Given request:
Each line containing the word "Regional" must be collected.

>> start Material for the task

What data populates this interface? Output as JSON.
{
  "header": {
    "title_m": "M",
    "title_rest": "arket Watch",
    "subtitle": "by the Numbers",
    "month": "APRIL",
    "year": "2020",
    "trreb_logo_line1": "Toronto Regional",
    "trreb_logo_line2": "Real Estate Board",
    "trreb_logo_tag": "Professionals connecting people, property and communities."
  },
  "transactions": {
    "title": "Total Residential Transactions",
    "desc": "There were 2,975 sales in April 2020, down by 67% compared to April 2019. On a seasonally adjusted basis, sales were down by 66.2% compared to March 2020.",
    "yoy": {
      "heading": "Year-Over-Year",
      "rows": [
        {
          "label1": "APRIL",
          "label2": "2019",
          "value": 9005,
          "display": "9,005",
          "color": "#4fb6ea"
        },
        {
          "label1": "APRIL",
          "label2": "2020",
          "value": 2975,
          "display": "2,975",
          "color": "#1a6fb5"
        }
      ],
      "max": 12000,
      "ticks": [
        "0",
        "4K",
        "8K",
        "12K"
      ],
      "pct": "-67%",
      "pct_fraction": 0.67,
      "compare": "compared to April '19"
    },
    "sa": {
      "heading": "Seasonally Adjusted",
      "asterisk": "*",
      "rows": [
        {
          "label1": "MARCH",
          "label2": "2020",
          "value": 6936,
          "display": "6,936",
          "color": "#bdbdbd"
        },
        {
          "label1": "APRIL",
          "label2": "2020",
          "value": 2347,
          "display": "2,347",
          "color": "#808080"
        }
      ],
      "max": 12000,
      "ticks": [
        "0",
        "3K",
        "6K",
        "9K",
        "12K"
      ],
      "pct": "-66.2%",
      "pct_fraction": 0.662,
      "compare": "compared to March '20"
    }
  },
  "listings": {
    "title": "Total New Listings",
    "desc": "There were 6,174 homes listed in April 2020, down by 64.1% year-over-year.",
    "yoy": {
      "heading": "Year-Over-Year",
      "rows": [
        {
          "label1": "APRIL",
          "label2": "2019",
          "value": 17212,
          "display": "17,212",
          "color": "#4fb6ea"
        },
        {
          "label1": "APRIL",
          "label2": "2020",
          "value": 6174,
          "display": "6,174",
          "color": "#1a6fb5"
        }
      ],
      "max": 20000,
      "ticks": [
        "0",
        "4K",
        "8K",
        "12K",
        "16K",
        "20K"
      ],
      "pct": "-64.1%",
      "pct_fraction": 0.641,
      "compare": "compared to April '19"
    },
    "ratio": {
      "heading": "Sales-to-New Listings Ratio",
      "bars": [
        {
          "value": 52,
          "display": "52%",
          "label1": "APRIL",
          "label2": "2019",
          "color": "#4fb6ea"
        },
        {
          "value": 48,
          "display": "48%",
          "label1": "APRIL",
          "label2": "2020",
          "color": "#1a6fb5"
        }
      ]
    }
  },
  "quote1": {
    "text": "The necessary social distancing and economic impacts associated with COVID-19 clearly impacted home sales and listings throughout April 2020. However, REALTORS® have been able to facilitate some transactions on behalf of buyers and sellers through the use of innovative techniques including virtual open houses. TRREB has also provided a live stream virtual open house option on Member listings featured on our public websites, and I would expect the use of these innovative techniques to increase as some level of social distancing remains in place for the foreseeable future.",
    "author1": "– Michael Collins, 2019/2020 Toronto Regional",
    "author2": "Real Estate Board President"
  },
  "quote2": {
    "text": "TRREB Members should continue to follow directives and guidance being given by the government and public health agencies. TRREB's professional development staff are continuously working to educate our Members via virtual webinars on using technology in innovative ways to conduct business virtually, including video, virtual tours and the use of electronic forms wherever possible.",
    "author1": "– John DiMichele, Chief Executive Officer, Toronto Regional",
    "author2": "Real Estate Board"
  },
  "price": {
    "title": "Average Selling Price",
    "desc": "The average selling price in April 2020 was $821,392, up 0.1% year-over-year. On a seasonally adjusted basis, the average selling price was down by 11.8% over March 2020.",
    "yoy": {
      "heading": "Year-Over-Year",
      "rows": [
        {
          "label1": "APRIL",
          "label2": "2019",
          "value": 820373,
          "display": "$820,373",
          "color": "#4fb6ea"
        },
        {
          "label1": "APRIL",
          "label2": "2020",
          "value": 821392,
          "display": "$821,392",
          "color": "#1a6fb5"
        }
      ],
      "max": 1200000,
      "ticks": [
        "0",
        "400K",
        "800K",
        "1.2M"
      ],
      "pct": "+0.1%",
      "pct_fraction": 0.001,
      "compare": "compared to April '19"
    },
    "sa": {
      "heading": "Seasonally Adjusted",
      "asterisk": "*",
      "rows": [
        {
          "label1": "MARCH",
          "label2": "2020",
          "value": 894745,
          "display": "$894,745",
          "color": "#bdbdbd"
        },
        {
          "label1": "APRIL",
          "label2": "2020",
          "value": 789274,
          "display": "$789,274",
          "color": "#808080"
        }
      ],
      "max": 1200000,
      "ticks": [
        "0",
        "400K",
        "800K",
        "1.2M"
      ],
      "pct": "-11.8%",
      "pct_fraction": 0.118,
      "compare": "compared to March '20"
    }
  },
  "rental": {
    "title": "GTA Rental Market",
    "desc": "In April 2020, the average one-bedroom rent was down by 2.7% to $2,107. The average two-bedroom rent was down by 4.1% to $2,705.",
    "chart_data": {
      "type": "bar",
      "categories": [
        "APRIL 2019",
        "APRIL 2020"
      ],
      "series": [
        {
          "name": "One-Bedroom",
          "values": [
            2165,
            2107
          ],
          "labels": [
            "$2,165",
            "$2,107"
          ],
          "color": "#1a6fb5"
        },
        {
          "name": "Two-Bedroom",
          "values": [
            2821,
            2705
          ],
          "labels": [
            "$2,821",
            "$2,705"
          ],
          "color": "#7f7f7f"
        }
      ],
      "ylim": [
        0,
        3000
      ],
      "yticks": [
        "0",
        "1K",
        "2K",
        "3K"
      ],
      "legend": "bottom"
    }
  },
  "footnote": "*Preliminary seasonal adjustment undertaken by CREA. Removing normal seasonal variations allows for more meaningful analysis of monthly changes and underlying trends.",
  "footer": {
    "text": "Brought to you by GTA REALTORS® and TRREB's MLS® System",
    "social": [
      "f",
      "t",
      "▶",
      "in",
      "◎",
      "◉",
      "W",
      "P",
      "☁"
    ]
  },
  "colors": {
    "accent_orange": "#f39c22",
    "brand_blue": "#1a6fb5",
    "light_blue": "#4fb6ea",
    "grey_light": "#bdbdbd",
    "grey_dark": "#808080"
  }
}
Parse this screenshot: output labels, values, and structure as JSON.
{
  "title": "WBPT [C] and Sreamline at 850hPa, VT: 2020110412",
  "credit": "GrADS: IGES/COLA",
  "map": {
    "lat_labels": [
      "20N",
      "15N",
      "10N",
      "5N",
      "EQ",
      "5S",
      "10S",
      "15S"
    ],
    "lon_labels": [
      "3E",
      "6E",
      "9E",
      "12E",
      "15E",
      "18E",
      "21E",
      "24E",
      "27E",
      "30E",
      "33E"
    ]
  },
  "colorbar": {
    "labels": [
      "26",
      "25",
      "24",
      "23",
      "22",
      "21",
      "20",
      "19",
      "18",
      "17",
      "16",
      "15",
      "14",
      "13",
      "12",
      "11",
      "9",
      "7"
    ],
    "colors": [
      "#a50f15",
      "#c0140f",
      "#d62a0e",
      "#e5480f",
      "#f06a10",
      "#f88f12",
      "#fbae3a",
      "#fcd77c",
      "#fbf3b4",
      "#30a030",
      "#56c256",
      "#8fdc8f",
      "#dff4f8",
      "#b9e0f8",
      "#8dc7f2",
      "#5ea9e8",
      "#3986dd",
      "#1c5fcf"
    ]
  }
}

>> end Material for the task

Solution for this task:
    "trreb_logo_line1": "Toronto Regional",
    "author1": "– Michael Collins, 2019/2020 Toronto Regional",
    "author1": "– John DiMichele, Chief Executive Officer, Toronto Regional",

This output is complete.